= Listed records =
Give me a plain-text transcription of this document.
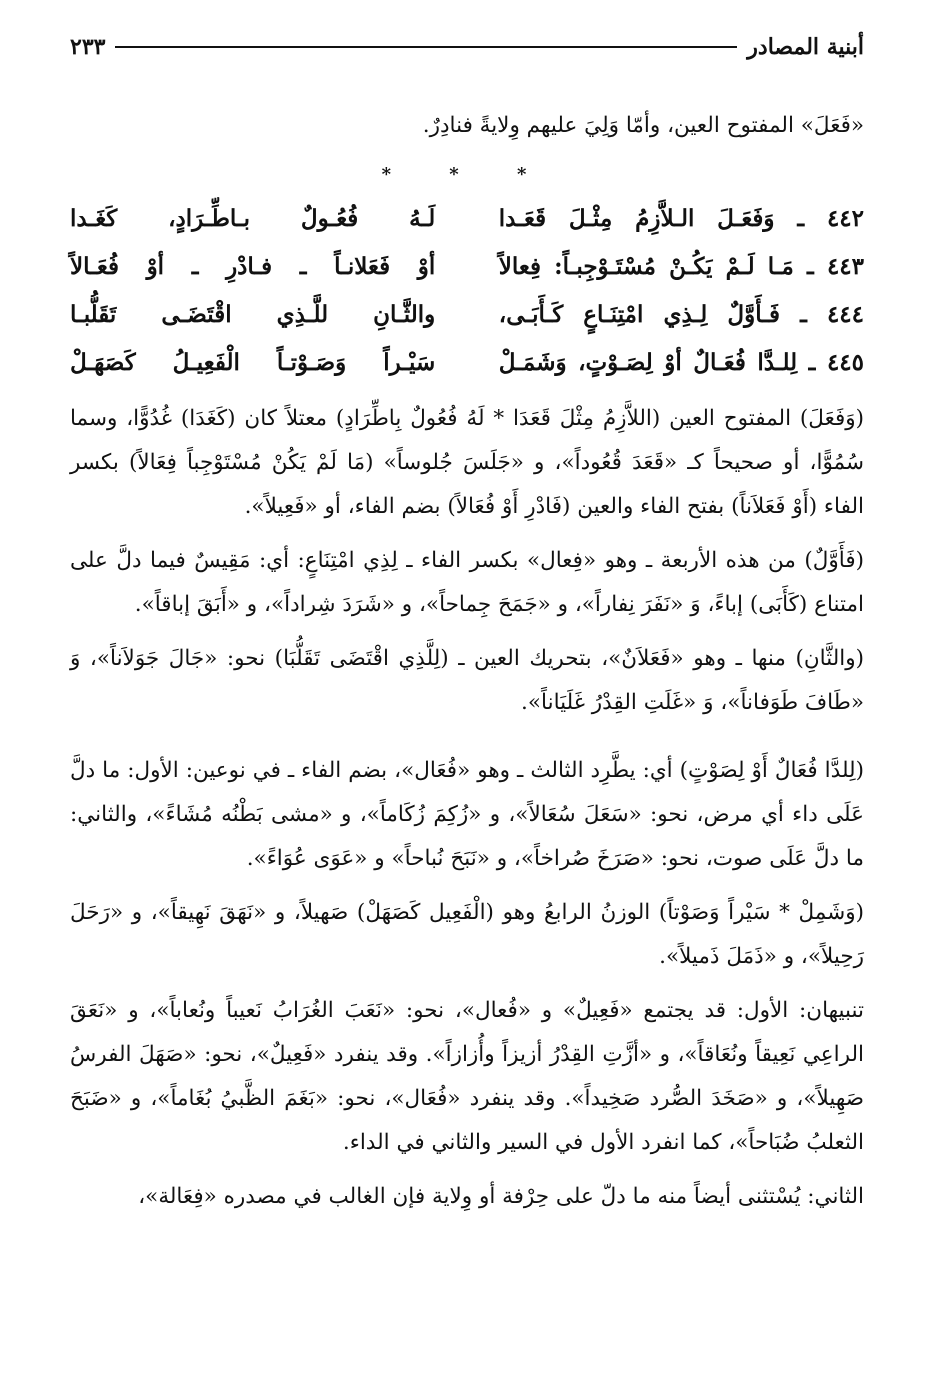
أبنية المصادر
٢٣٣

«فَعَلَ» المفتوح العين، وأمّا وَلِيَ عليهم وِلايةً فنادِرٌ.

* * *
٤٤٢ ـ وَفَعَـلَ الـلاَّزِمُ مِثْـلَ قَعَـدا
لَـهُ فُعُـولٌ بـاطِّـرَادٍ، كَغَـدا
٤٤٣ ـ مَـا لَـمْ يَكُـنْ مُسْتَـوْجِبـاً: فِعالاً
أوْ فَعَلانـاً ـ فـادْرِ ـ أوْ فُعَـالاً
٤٤٤ ـ فَـأَوَّلٌ لِـذِي امْتِنَـاعٍ كَـأَبَـى،
والثَّـانِ للَّـذِي اقْتَضَـى تَقَلُّبـا
٤٤٥ ـ لِلـدَّا فُعَـالٌ أوْ لِصَـوْتٍ، وَشَمَـلْ
سَيْـراً وَصَـوْتـاً الْفَعِيـلُ كَصَهَـلْ

(وَفَعَلَ) المفتوح العين (اللاَّزِمُ مِثْلَ قَعَدَا * لَهُ فُعُولٌ بِاطِّرَادٍ) معتلاً كان (كَغَدَا) غُدُوًّا، وسما سُمُوًّا، أو صحيحاً كـ «قَعَدَ قُعُوداً»، و «جَلَسَ جُلوساً» (مَا لَمْ يَكُنْ مُسْتَوْجِباً فِعَالاً) بكسر الفاء (أَوْ فَعَلاَناً) بفتح الفاء والعين (فَادْرِ أَوْ فُعَالاً) بضم الفاء، أو «فَعِيلاً».

(فَأَوَّلٌ) من هذه الأربعة ـ وهو «فِعال» بكسر الفاء ـ لِذِي امْتِنَاعٍ: أي: مَقِيسٌ فيما دلَّ على امتناع (كَأَبَى) إباءً، وَ «نَفَرَ نِفاراً»، و «جَمَحَ جِماحاً»، و «شَرَدَ شِراداً»، و «أَبَقَ إباقاً».

(والثَّانِ) منها ـ وهو «فَعَلاَنٌ»، بتحريك العين ـ (لِلَّذِي اقْتَضَى تَقَلُّبَا) نحو: «جَالَ جَوَلاَناً»، وَ «طَافَ طَوَفاناً»، وَ «غَلَتِ القِدْرُ غَلَيَاناً».

(لِلدَّا فُعَالٌ أَوْ لِصَوْتٍ) أي: يطَّرِد الثالث ـ وهو «فُعَال»، بضم الفاء ـ في نوعين: الأول: ما دلَّ عَلَى داء أي مرض، نحو: «سَعَلَ سُعَالاً»، و «زُكِمَ زُكَاماً»، و «مشى بَطْنُه مُشَاءً»، والثاني: ما دلَّ عَلَى صوت، نحو: «صَرَخَ صُراخاً»، و «نَبَحَ نُباحاً» و «عَوَى عُوَاءً».

(وَشَمِلْ * سَيْراً وَصَوْتاً) الوزنُ الرابعُ وهو (الْفَعِيل كَصَهَلْ) صَهيلاً، و «نَهَقَ نَهِيقاً»، و «رَحَلَ رَحِيلاً»، و «ذَمَلَ ذَميلاً».

تنبيهان: الأول: قد يجتمع «فَعِيلٌ» و «فُعال»، نحو: «نَعَبَ الغُرَابُ نَعيباً ونُعاباً»، و «نَعَقَ الراعِي نَعِيقاً ونُعَاقاً»، و «أزَّتِ القِدْرُ أزيزاً وأُزازاً». وقد ينفرد «فَعِيلٌ»، نحو: «صَهَلَ الفرسُ صَهِيلاً»، و «صَخَدَ الصُّرد صَخِيداً». وقد ينفرد «فُعَال»، نحو: «بَغَمَ الظَّبيُ بُغَاماً»، و «ضَبَحَ الثعلبُ ضُبَاحاً»، كما انفرد الأول في السير والثاني في الداء.

الثاني: يُسْتثنى أيضاً منه ما دلّ على حِرْفة أو وِلاية فإن الغالب في مصدره «فِعَالة»،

= Stated goal =
Transcribe all entries above exactly. Drop the pictures.

= Solution to this problem =
Give me a plain-text transcription of this document.
أبنية المصادر
٢٣٣

«فَعَلَ» المفتوح العين، وأمّا وَلِيَ عليهم وِلايةً فنادِرٌ.

* * *
٤٤٢ ـ وَفَعَـلَ الـلاَّزِمُ مِثْـلَ قَعَـدا
لَـهُ فُعُـولٌ بـاطِّـرَادٍ، كَغَـدا
٤٤٣ ـ مَـا لَـمْ يَكُـنْ مُسْتَـوْجِبـاً: فِعالاً
أوْ فَعَلانـاً ـ فـادْرِ ـ أوْ فُعَـالاً
٤٤٤ ـ فَـأَوَّلٌ لِـذِي امْتِنَـاعٍ كَـأَبَـى،
والثَّـانِ للَّـذِي اقْتَضَـى تَقَلُّبـا
٤٤٥ ـ لِلـدَّا فُعَـالٌ أوْ لِصَـوْتٍ، وَشَمَـلْ
سَيْـراً وَصَـوْتـاً الْفَعِيـلُ كَصَهَـلْ

(وَفَعَلَ) المفتوح العين (اللاَّزِمُ مِثْلَ قَعَدَا * لَهُ فُعُولٌ بِاطِّرَادٍ) معتلاً كان (كَغَدَا) غُدُوًّا، وسما سُمُوًّا، أو صحيحاً كـ «قَعَدَ قُعُوداً»، و «جَلَسَ جُلوساً» (مَا لَمْ يَكُنْ مُسْتَوْجِباً فِعَالاً) بكسر الفاء (أَوْ فَعَلاَناً) بفتح الفاء والعين (فَادْرِ أَوْ فُعَالاً) بضم الفاء، أو «فَعِيلاً».

(فَأَوَّلٌ) من هذه الأربعة ـ وهو «فِعال» بكسر الفاء ـ لِذِي امْتِنَاعٍ: أي: مَقِيسٌ فيما دلَّ على امتناع (كَأَبَى) إباءً، وَ «نَفَرَ نِفاراً»، و «جَمَحَ جِماحاً»، و «شَرَدَ شِراداً»، و «أَبَقَ إباقاً».

(والثَّانِ) منها ـ وهو «فَعَلاَنٌ»، بتحريك العين ـ (لِلَّذِي اقْتَضَى تَقَلُّبَا) نحو: «جَالَ جَوَلاَناً»، وَ «طَافَ طَوَفاناً»، وَ «غَلَتِ القِدْرُ غَلَيَاناً».

(لِلدَّا فُعَالٌ أَوْ لِصَوْتٍ) أي: يطَّرِد الثالث ـ وهو «فُعَال»، بضم الفاء ـ في نوعين: الأول: ما دلَّ عَلَى داء أي مرض، نحو: «سَعَلَ سُعَالاً»، و «زُكِمَ زُكَاماً»، و «مشى بَطْنُه مُشَاءً»، والثاني: ما دلَّ عَلَى صوت، نحو: «صَرَخَ صُراخاً»، و «نَبَحَ نُباحاً» و «عَوَى عُوَاءً».

(وَشَمِلْ * سَيْراً وَصَوْتاً) الوزنُ الرابعُ وهو (الْفَعِيل كَصَهَلْ) صَهيلاً، و «نَهَقَ نَهِيقاً»، و «رَحَلَ رَحِيلاً»، و «ذَمَلَ ذَميلاً».

تنبيهان: الأول: قد يجتمع «فَعِيلٌ» و «فُعال»، نحو: «نَعَبَ الغُرَابُ نَعيباً ونُعاباً»، و «نَعَقَ الراعِي نَعِيقاً ونُعَاقاً»، و «أزَّتِ القِدْرُ أزيزاً وأُزازاً». وقد ينفرد «فَعِيلٌ»، نحو: «صَهَلَ الفرسُ صَهِيلاً»، و «صَخَدَ الصُّرد صَخِيداً». وقد ينفرد «فُعَال»، نحو: «بَغَمَ الظَّبيُ بُغَاماً»، و «ضَبَحَ الثعلبُ ضُبَاحاً»، كما انفرد الأول في السير والثاني في الداء.

الثاني: يُسْتثنى أيضاً منه ما دلّ على حِرْفة أو وِلاية فإن الغالب في مصدره «فِعَالة»،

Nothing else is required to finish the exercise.